Presentation : First thoughts on the experiment: Paul Berkman
Conveners: Mark Parsons, Dave Clark, Liao Shunbao and Paul Berkman
In 1957-58, the International Geophysical Year launched an era of international and interdisciplinary research on the Earth system. In addition to developing the first comprehensive look at the Earth system, among the other significant achievements was the establishment of the World Data Center system and the first artificial satellites in orbit. Today, we are being overwhelmed by the volume of digital information and diverse strategies for its management. Needs are becoming acute to share diverse digital data across boundaries, particularly when 15% of the digital information is considered to be structured and the remaining 85% is unstructured for the purposes of knowledge discovery. Like the first satellites, which just demonstrated the potential for planetary observing systems with diverse payloads, dynamically integrating data and discovering knowledge from disparate data centers would be a demonstration of capacity.
This workshop will begin planning an international experiment with data from at least two highly disparate data centers (one of which is a World Data Center). The experiment will be designed to: (a) dynamically, comprehensively and objectively integrate these data; (b) derive meaningful relationships from the data; and (c) generate knowledge to address a well-defined Earth system science problem. The problem will be related to the Polar Regions, in recognition of the International Polar Year that will be convened from March 2007 to March 2009. To successfully design this international and interdisciplinary data experiment, we will need input from data managers, software engineers, metadata experts, Earth scientists and other individuals involved with data preservation, access and analysis.
This workshop will be convened as a panel with active audience participation. The panel members will include individuals from the CODATA sessions on: Steps Towards a System of Systems; Best Practices; Virtual Observatories in the Geosciences; and Data Mining, Data Integration and Knowledge Discovery. This workshop is a product of discussions from the International Polar Year (http://www.ipy.org) and Electronic Geophysical Year (http://www.egy.org) programs. Paul Berkman will serve as the panel moderator.
To apply the experiment to WTF-CEOP metadata, we will need granule level (rather than collection level) descriptions. The opportunity with digital resources is to utilize their inherent structure / patterns to implement granule-level descriptions in an automated manner that will dynamically identify objective relationships within and between resources. "Automated granularity" (see http://www.jstage.jst.go.jp/article/dsj/5/0/84/_pdf):
Potential Phases of the ExperimentPhase 1: Adding Value to WTF-CEOP Metadata
- Demonstrate that metadata can be repurposed in an interoperable manner
- Use repurposed metadata to identify relationships between datasets
- Link repurposed metadata to actual datasets in relational contexts
- Enhance granularity of datasets directly to interpret relationships within and between datasets
- Elaborate on the iterative process of adjusting the granularity for additional interpretations
Objective: Demonstrate interoperability and value added of metadata that has been repurposed with automated granularity.Rationale: Metadata is ubiquitous, contains subjective descriptions of content and context, requires significant effort that is not scalable, and designed to facilitate access (rather than discovery of relationships).
Experimental Design: The metadata would refer to datasets, reports, policy documents or other information resources that are associated with the hydrological cycle. The metadata and associated digital objects would be selected based on a specific experimental framework associated with GEO-GEOSS societal benefit areas.
Experimental Methods: Utilize general structural features of metadata (e.g., colon ":" as a boundary condition / rule set) as well as common elements (e.g., ISO standards) to automate the granularity and framework for dynamically relating elements within and between metadata records .

#### [Jobs]
a) Repeat the stretch of the workshop description from "Experimental Design: The" through "societal benefit areas.".
b) Render this sentence from the workshop description in Spanish: "This workshop will be convened as a panel with active audience participation."
Work from the workshop description alone.

(Bounding box entries)
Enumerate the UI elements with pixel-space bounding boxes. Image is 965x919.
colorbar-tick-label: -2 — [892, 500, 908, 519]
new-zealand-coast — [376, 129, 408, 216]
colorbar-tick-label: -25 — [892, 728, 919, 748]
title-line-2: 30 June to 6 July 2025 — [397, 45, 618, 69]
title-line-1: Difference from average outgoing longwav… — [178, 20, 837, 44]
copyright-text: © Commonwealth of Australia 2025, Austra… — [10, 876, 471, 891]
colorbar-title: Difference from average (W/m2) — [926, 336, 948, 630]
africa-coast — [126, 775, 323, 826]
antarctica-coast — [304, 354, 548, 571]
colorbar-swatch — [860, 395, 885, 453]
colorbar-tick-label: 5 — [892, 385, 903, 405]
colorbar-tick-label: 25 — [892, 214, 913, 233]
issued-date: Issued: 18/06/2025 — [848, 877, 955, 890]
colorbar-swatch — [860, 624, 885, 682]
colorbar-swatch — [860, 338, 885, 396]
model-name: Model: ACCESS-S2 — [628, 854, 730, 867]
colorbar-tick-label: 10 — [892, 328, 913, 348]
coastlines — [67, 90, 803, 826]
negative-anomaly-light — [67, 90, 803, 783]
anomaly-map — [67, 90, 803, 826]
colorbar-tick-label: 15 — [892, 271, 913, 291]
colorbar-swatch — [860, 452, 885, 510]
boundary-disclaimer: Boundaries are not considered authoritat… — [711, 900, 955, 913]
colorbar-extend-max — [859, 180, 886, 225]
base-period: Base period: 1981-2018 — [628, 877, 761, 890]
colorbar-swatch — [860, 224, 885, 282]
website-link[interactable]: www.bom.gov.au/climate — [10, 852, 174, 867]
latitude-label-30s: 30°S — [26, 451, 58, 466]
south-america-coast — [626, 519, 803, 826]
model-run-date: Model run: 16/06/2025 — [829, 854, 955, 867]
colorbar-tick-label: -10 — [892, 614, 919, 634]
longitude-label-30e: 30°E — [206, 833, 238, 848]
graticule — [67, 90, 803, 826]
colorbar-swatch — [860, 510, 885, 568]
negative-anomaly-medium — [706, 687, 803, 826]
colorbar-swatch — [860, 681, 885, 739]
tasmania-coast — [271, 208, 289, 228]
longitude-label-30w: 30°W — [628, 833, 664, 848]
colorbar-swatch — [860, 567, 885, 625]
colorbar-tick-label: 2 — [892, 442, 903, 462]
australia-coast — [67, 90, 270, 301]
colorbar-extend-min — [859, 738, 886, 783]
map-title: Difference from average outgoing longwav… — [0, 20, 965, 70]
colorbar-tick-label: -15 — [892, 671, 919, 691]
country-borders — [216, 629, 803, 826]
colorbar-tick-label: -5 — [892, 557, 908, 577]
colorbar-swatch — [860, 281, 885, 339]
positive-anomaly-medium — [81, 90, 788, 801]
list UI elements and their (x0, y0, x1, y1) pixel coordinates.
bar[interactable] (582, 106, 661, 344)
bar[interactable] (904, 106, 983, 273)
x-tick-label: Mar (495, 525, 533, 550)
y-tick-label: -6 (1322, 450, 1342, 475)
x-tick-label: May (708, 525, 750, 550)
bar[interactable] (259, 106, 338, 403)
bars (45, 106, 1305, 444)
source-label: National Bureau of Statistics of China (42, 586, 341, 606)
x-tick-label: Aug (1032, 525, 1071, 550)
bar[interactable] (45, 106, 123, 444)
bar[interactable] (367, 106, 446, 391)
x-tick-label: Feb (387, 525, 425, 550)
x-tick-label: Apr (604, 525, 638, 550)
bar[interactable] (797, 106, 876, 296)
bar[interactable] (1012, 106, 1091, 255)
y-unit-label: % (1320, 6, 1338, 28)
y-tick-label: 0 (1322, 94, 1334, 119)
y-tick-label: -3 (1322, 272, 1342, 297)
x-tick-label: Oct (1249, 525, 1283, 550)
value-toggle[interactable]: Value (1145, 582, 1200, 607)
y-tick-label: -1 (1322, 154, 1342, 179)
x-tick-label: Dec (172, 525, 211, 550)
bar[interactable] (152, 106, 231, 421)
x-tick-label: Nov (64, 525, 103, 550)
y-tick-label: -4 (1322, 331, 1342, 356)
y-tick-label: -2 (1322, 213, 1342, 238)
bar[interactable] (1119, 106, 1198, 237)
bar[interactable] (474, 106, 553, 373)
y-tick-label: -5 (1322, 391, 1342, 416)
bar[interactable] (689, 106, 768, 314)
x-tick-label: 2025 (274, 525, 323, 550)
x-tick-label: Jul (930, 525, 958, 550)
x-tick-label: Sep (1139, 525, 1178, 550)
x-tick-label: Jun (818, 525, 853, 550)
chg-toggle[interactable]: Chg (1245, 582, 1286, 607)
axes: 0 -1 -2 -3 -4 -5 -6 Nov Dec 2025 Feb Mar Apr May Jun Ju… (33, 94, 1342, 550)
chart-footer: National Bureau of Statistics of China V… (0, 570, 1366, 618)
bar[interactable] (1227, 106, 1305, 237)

#### [Answers]
a)
Experimental Design: The metadata would refer to datasets, reports, policy documents or other information resources that are associated with the hydrological cycle. The metadata and associated digital objects would be selected based on a specific experimental framework associated with GEO-GEOSS societal benefit areas.

b) Este taller se organizará como un panel con participación activa del público.